Your instructions:
Copy every line of the data that contains the string "grid".

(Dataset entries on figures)
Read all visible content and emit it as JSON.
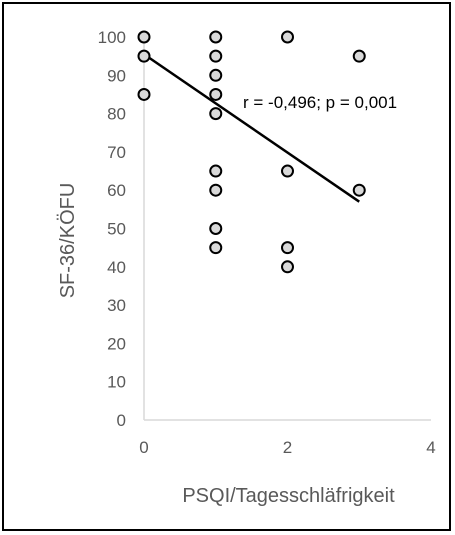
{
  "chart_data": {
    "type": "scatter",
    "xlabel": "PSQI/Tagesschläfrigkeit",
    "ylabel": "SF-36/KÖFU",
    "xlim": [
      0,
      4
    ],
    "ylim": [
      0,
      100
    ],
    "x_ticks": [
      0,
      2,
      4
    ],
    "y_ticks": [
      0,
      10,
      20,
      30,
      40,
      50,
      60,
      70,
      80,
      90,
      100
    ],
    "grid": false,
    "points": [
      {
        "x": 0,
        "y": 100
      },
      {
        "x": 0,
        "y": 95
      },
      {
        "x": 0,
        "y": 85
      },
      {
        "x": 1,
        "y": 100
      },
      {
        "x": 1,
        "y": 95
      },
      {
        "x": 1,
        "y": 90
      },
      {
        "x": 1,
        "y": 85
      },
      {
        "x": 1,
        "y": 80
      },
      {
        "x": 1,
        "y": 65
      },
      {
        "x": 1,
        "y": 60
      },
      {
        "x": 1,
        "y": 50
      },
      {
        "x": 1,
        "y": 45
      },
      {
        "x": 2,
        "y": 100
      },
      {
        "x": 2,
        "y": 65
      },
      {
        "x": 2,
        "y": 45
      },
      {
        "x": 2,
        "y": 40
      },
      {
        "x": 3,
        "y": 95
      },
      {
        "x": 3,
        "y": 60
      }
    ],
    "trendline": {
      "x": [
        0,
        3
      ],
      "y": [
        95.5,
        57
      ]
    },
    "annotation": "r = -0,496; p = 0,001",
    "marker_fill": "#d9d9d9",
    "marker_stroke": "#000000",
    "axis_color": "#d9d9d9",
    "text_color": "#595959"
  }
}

* * *

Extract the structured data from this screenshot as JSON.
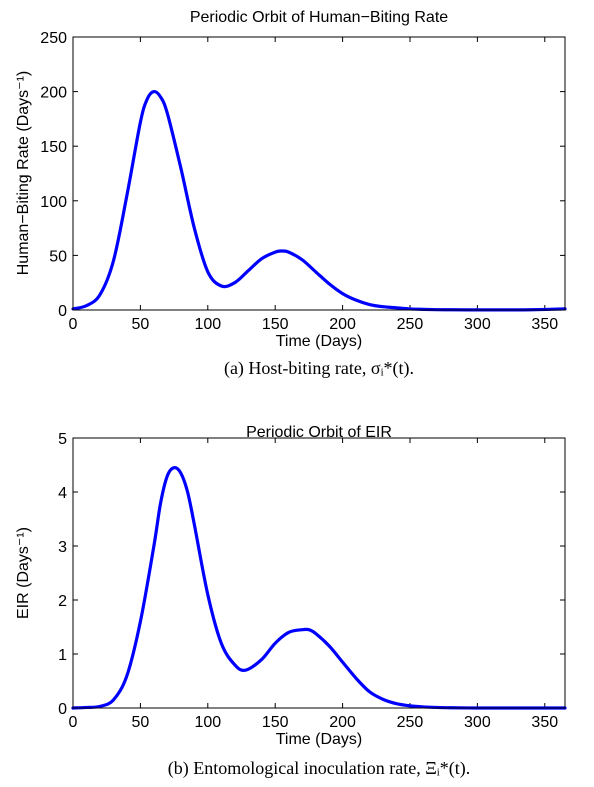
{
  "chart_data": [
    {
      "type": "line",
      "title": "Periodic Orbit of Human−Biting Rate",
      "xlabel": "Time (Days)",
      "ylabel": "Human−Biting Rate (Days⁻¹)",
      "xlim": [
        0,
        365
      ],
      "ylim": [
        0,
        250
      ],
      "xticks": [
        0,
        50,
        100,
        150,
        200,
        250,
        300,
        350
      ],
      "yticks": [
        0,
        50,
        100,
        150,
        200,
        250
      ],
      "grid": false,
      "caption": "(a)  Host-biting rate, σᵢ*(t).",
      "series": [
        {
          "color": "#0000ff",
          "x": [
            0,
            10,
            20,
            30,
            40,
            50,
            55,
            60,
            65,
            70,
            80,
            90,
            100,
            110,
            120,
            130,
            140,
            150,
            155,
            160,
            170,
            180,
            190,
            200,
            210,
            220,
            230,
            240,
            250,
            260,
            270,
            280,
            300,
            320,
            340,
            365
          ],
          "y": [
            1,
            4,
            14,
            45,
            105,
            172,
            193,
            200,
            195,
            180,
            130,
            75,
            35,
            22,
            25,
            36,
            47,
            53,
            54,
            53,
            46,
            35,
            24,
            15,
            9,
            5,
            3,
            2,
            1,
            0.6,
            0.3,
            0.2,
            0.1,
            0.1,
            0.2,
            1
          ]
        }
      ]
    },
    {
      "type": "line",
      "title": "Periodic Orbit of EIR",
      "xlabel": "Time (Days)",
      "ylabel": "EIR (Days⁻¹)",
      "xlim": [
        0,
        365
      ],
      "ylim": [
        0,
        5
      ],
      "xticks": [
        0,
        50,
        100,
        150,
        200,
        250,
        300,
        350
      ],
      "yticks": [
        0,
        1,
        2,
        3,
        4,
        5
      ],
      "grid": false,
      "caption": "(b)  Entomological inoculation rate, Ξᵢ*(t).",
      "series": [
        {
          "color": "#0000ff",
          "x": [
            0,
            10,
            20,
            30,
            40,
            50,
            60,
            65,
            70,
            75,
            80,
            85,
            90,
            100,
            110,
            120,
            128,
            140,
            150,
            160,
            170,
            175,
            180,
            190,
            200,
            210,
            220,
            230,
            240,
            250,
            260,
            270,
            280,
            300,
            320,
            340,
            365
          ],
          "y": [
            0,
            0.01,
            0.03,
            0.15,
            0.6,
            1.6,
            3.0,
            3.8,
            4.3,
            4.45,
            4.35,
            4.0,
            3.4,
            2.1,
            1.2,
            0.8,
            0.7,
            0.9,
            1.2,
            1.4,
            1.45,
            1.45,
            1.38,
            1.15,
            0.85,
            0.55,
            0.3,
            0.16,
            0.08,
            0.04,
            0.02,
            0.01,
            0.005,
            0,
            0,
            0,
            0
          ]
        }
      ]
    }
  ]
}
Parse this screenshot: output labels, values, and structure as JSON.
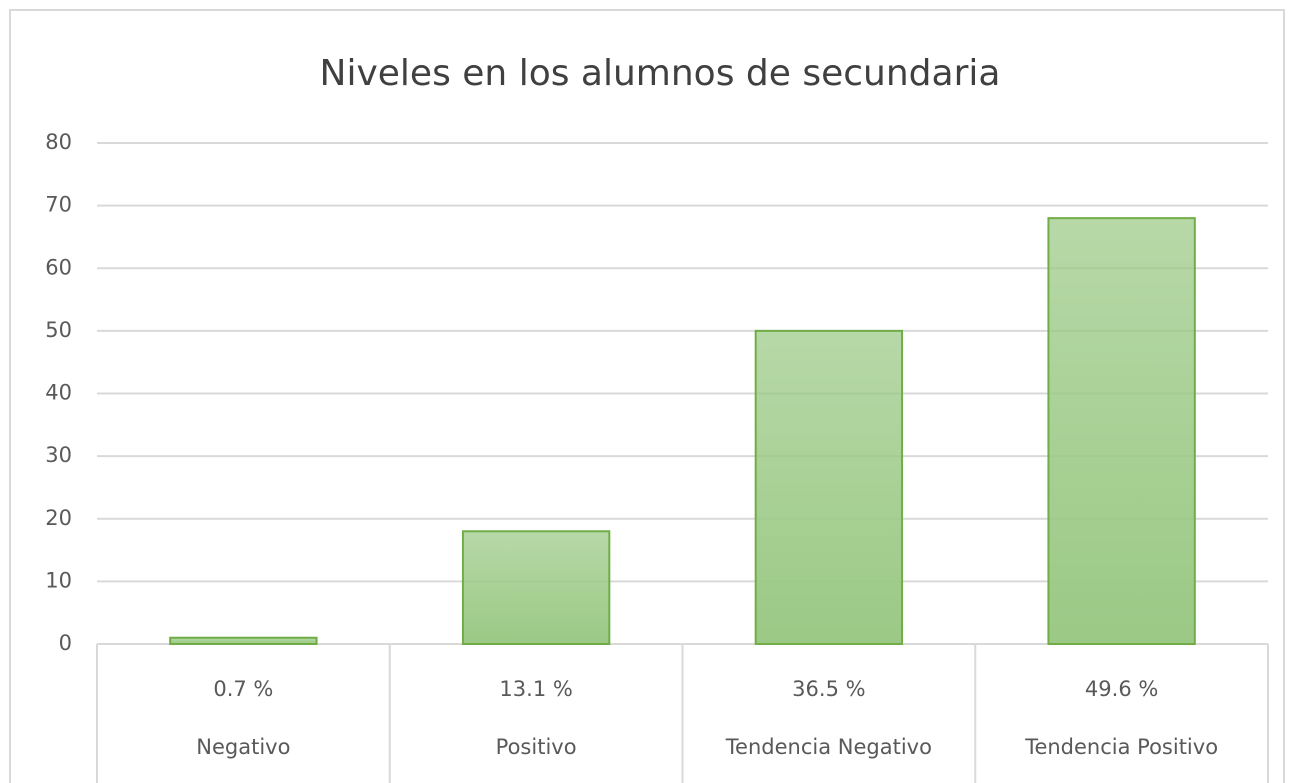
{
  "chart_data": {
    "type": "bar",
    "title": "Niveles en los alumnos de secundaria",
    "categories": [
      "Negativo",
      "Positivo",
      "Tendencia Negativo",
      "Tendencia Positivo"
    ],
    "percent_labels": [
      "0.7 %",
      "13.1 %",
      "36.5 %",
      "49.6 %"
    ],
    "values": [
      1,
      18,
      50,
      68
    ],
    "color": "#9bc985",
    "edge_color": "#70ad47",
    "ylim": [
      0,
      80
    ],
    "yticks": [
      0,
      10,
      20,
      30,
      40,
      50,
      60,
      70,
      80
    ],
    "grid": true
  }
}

Complete response:
    "grid": false,
      "grid": false,
      "grid": false,
    "grid": true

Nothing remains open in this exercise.